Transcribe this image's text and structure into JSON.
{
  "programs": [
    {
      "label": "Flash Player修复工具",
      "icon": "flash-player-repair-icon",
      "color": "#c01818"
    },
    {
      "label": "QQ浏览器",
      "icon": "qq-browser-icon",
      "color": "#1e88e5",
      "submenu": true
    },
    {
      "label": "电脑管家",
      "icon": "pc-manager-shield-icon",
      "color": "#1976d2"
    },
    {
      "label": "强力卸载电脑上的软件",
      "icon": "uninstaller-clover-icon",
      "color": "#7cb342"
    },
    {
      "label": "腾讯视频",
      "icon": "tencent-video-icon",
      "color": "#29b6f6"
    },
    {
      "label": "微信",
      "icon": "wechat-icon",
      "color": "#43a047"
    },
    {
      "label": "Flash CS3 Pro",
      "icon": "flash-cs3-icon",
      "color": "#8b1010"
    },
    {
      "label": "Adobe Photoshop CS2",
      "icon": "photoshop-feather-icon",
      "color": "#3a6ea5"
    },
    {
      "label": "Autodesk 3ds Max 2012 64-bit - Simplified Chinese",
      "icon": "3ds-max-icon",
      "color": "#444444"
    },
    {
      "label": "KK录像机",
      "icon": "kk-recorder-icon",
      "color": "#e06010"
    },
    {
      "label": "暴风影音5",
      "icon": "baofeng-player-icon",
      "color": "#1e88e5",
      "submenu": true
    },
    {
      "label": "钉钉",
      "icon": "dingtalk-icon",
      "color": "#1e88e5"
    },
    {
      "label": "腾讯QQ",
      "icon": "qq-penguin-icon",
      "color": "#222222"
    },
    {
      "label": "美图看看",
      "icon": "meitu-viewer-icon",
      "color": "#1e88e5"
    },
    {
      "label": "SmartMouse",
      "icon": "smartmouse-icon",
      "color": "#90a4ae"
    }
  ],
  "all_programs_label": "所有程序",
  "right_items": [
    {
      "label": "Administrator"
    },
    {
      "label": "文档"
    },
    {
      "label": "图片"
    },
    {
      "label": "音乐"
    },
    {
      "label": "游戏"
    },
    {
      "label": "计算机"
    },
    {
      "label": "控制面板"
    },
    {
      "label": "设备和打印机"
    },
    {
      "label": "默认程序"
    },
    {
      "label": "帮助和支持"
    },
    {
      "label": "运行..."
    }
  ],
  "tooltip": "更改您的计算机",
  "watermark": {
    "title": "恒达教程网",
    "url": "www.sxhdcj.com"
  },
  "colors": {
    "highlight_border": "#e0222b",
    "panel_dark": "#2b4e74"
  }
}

◆ ◆ ◆ ◆

## INSTRUCTIONS TO FOLLOW
Every record should be given again exactly.

## EXERCISE OUTPUT
Transcribe this image's text and structure into JSON.
{
  "programs": [
    {
      "label": "Flash Player修复工具",
      "icon": "flash-player-repair-icon",
      "color": "#c01818"
    },
    {
      "label": "QQ浏览器",
      "icon": "qq-browser-icon",
      "color": "#1e88e5",
      "submenu": true
    },
    {
      "label": "电脑管家",
      "icon": "pc-manager-shield-icon",
      "color": "#1976d2"
    },
    {
      "label": "强力卸载电脑上的软件",
      "icon": "uninstaller-clover-icon",
      "color": "#7cb342"
    },
    {
      "label": "腾讯视频",
      "icon": "tencent-video-icon",
      "color": "#29b6f6"
    },
    {
      "label": "微信",
      "icon": "wechat-icon",
      "color": "#43a047"
    },
    {
      "label": "Flash CS3 Pro",
      "icon": "flash-cs3-icon",
      "color": "#8b1010"
    },
    {
      "label": "Adobe Photoshop CS2",
      "icon": "photoshop-feather-icon",
      "color": "#3a6ea5"
    },
    {
      "label": "Autodesk 3ds Max 2012 64-bit - Simplified Chinese",
      "icon": "3ds-max-icon",
      "color": "#444444"
    },
    {
      "label": "KK录像机",
      "icon": "kk-recorder-icon",
      "color": "#e06010"
    },
    {
      "label": "暴风影音5",
      "icon": "baofeng-player-icon",
      "color": "#1e88e5",
      "submenu": true
    },
    {
      "label": "钉钉",
      "icon": "dingtalk-icon",
      "color": "#1e88e5"
    },
    {
      "label": "腾讯QQ",
      "icon": "qq-penguin-icon",
      "color": "#222222"
    },
    {
      "label": "美图看看",
      "icon": "meitu-viewer-icon",
      "color": "#1e88e5"
    },
    {
      "label": "SmartMouse",
      "icon": "smartmouse-icon",
      "color": "#90a4ae"
    }
  ],
  "all_programs_label": "所有程序",
  "right_items": [
    {
      "label": "Administrator"
    },
    {
      "label": "文档"
    },
    {
      "label": "图片"
    },
    {
      "label": "音乐"
    },
    {
      "label": "游戏"
    },
    {
      "label": "计算机"
    },
    {
      "label": "控制面板"
    },
    {
      "label": "设备和打印机"
    },
    {
      "label": "默认程序"
    },
    {
      "label": "帮助和支持"
    },
    {
      "label": "运行..."
    }
  ],
  "tooltip": "更改您的计算机",
  "watermark": {
    "title": "恒达教程网",
    "url": "www.sxhdcj.com"
  },
  "colors": {
    "highlight_border": "#e0222b",
    "panel_dark": "#2b4e74"
  }
}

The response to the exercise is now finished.